** Directions **
Copy the data that follows, character for character, minus the pictures.

Extracted data entries
···

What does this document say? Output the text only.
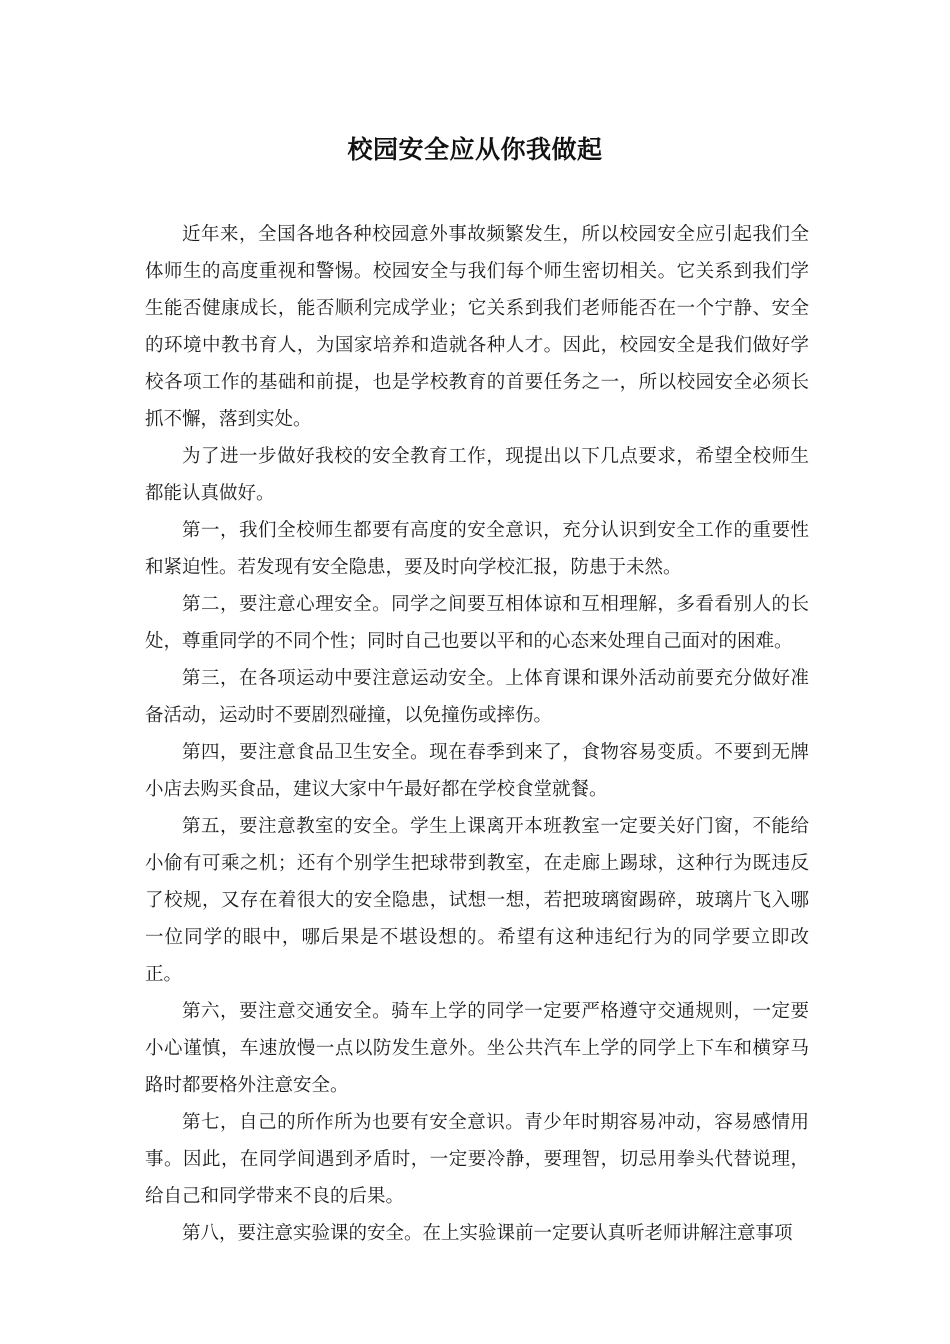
校园安全应从你我做起

近年来，全国各地各种校园意外事故频繁发生，所以校园安全应引起我们全体师生的高度重视和警惕。校园安全与我们每个师生密切相关。它关系到我们学生能否健康成长，能否顺利完成学业；它关系到我们老师能否在一个宁静、安全的环境中教书育人，为国家培养和造就各种人才。因此，校园安全是我们做好学校各项工作的基础和前提，也是学校教育的首要任务之一，所以校园安全必须长抓不懈，落到实处。

为了进一步做好我校的安全教育工作，现提出以下几点要求，希望全校师生都能认真做好。

第一，我们全校师生都要有高度的安全意识，充分认识到安全工作的重要性和紧迫性。若发现有安全隐患，要及时向学校汇报，防患于未然。

第二，要注意心理安全。同学之间要互相体谅和互相理解，多看看别人的长处，尊重同学的不同个性；同时自己也要以平和的心态来处理自己面对的困难。

第三，在各项运动中要注意运动安全。上体育课和课外活动前要充分做好准备活动，运动时不要剧烈碰撞，以免撞伤或摔伤。

第四，要注意食品卫生安全。现在春季到来了，食物容易变质。不要到无牌小店去购买食品，建议大家中午最好都在学校食堂就餐。

第五，要注意教室的安全。学生上课离开本班教室一定要关好门窗，不能给小偷有可乘之机；还有个别学生把球带到教室，在走廊上踢球，这种行为既违反了校规，又存在着很大的安全隐患，试想一想，若把玻璃窗踢碎，玻璃片飞入哪一位同学的眼中，哪后果是不堪设想的。希望有这种违纪行为的同学要立即改正。

第六，要注意交通安全。骑车上学的同学一定要严格遵守交通规则，一定要小心谨慎，车速放慢一点以防发生意外。坐公共汽车上学的同学上下车和横穿马路时都要格外注意安全。

第七，自己的所作所为也要有安全意识。青少年时期容易冲动，容易感情用事。因此，在同学间遇到矛盾时，一定要冷静，要理智，切忌用拳头代替说理，给自己和同学带来不良的后果。

第八，要注意实验课的安全。在上实验课前一定要认真听老师讲解注意事项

···

** Right answer **
What does this document say? Output the text only.
校园安全应从你我做起

近年来，全国各地各种校园意外事故频繁发生，所以校园安全应引起我们全体师生的高度重视和警惕。校园安全与我们每个师生密切相关。它关系到我们学生能否健康成长，能否顺利完成学业；它关系到我们老师能否在一个宁静、安全的环境中教书育人，为国家培养和造就各种人才。因此，校园安全是我们做好学校各项工作的基础和前提，也是学校教育的首要任务之一，所以校园安全必须长抓不懈，落到实处。

为了进一步做好我校的安全教育工作，现提出以下几点要求，希望全校师生都能认真做好。

第一，我们全校师生都要有高度的安全意识，充分认识到安全工作的重要性和紧迫性。若发现有安全隐患，要及时向学校汇报，防患于未然。

第二，要注意心理安全。同学之间要互相体谅和互相理解，多看看别人的长处，尊重同学的不同个性；同时自己也要以平和的心态来处理自己面对的困难。

第三，在各项运动中要注意运动安全。上体育课和课外活动前要充分做好准备活动，运动时不要剧烈碰撞，以免撞伤或摔伤。

第四，要注意食品卫生安全。现在春季到来了，食物容易变质。不要到无牌小店去购买食品，建议大家中午最好都在学校食堂就餐。

第五，要注意教室的安全。学生上课离开本班教室一定要关好门窗，不能给小偷有可乘之机；还有个别学生把球带到教室，在走廊上踢球，这种行为既违反了校规，又存在着很大的安全隐患，试想一想，若把玻璃窗踢碎，玻璃片飞入哪一位同学的眼中，哪后果是不堪设想的。希望有这种违纪行为的同学要立即改正。

第六，要注意交通安全。骑车上学的同学一定要严格遵守交通规则，一定要小心谨慎，车速放慢一点以防发生意外。坐公共汽车上学的同学上下车和横穿马路时都要格外注意安全。

第七，自己的所作所为也要有安全意识。青少年时期容易冲动，容易感情用事。因此，在同学间遇到矛盾时，一定要冷静，要理智，切忌用拳头代替说理，给自己和同学带来不良的后果。

第八，要注意实验课的安全。在上实验课前一定要认真听老师讲解注意事项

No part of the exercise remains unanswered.